- **Extracted records**
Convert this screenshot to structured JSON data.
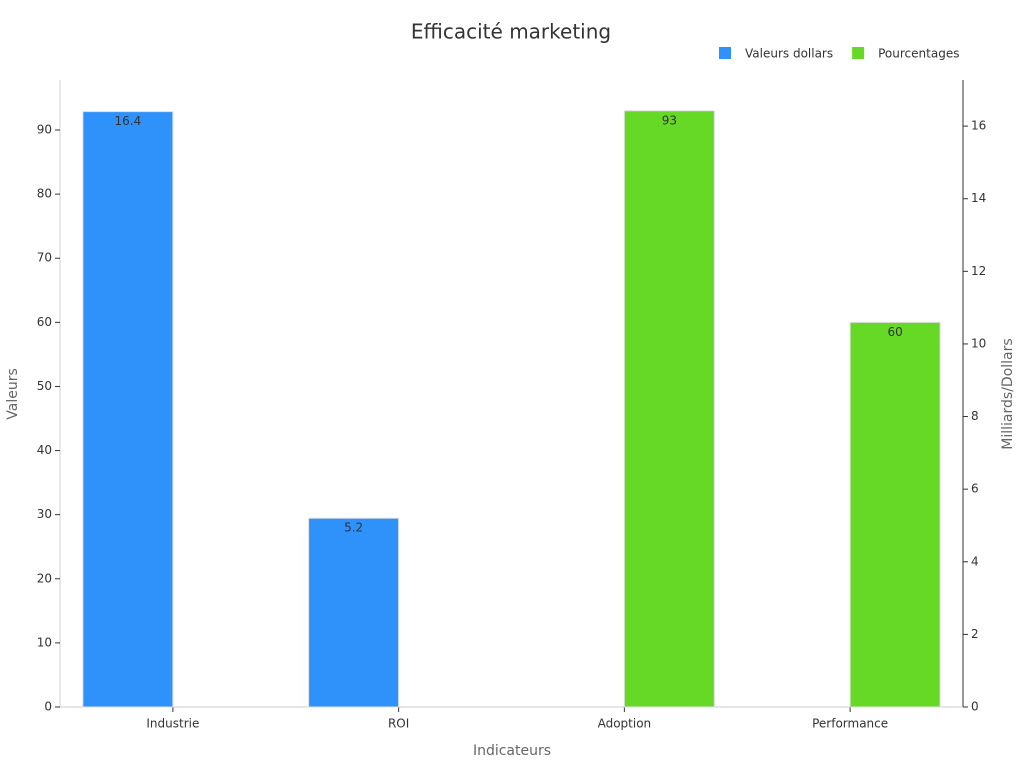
{
  "chart_data": {
    "type": "bar",
    "title": "Efficacité marketing",
    "x_label": "Indicateurs",
    "y_label": "Valeurs",
    "y2_label": "Milliards/Dollars",
    "categories": [
      "Industrie",
      "ROI",
      "Adoption",
      "Performance"
    ],
    "series": [
      {
        "name": "Valeurs dollars",
        "color": "#2f92fa",
        "axis": "y2",
        "values": [
          16.4,
          5.2,
          null,
          null
        ]
      },
      {
        "name": "Pourcentages",
        "color": "#66d926",
        "values": [
          null,
          null,
          93,
          60
        ]
      }
    ],
    "ylim": [
      0,
      97.8
    ],
    "yticks": [
      0,
      10,
      20,
      30,
      40,
      50,
      60,
      70,
      80,
      90
    ],
    "y2lim": [
      0,
      17.27
    ],
    "y2ticks": [
      0,
      2,
      4,
      6,
      8,
      10,
      12,
      14,
      16
    ],
    "legend": "top-right",
    "grid": false
  }
}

- **What you are asked to do**
Copy out the listing exactly as it stands, but not the pictures.

- **Task output**
Convert this screenshot to structured JSON data.
{
  "chart_data": {
    "type": "bar",
    "title": "Efficacité marketing",
    "x_label": "Indicateurs",
    "y_label": "Valeurs",
    "y2_label": "Milliards/Dollars",
    "categories": [
      "Industrie",
      "ROI",
      "Adoption",
      "Performance"
    ],
    "series": [
      {
        "name": "Valeurs dollars",
        "color": "#2f92fa",
        "axis": "y2",
        "values": [
          16.4,
          5.2,
          null,
          null
        ]
      },
      {
        "name": "Pourcentages",
        "color": "#66d926",
        "values": [
          null,
          null,
          93,
          60
        ]
      }
    ],
    "ylim": [
      0,
      97.8
    ],
    "yticks": [
      0,
      10,
      20,
      30,
      40,
      50,
      60,
      70,
      80,
      90
    ],
    "y2lim": [
      0,
      17.27
    ],
    "y2ticks": [
      0,
      2,
      4,
      6,
      8,
      10,
      12,
      14,
      16
    ],
    "legend": "top-right",
    "grid": false
  }
}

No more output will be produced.